- Stated exercise: Go through the data below and gather each line containing "GALACTIC".

- Record extracts:
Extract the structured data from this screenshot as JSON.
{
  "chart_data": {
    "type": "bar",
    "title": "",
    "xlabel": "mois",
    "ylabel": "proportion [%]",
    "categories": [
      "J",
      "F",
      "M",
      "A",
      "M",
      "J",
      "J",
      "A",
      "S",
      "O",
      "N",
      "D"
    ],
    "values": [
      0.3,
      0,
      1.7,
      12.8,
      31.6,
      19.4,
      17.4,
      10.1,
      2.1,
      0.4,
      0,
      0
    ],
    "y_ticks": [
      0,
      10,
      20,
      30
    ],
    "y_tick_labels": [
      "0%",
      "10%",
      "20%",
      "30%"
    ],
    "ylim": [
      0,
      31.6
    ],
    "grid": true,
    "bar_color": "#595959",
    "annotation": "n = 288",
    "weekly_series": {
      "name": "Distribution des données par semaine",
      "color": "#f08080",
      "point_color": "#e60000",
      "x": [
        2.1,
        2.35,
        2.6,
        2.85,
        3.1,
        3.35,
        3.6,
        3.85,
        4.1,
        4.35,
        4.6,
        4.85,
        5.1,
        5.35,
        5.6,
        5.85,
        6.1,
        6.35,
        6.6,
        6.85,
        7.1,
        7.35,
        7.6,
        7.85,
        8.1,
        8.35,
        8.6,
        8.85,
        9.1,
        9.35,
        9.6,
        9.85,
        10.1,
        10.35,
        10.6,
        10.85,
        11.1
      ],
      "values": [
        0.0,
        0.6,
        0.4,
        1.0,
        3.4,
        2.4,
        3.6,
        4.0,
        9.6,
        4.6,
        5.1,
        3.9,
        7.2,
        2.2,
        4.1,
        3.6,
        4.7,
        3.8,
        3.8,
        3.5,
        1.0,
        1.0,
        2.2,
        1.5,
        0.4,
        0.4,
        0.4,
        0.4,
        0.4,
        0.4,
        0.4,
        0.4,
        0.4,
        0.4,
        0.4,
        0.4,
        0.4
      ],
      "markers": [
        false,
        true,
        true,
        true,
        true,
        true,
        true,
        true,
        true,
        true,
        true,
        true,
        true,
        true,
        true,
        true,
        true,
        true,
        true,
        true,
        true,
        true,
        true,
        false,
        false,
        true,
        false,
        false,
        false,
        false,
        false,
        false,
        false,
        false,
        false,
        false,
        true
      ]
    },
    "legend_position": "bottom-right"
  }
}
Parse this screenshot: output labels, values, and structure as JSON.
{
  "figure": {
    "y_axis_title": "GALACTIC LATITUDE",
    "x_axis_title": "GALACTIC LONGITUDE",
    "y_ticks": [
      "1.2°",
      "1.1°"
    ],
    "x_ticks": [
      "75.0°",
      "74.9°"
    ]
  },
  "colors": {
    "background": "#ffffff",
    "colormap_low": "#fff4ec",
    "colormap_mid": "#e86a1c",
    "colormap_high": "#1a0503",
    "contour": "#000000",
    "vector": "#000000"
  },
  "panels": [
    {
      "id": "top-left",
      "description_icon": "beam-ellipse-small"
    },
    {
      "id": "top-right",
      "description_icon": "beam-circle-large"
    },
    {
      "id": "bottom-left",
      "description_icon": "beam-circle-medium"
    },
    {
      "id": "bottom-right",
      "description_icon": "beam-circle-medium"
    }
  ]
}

- Solution for this problem:
    "y_axis_title": "GALACTIC LATITUDE",
    "x_axis_title": "GALACTIC LONGITUDE",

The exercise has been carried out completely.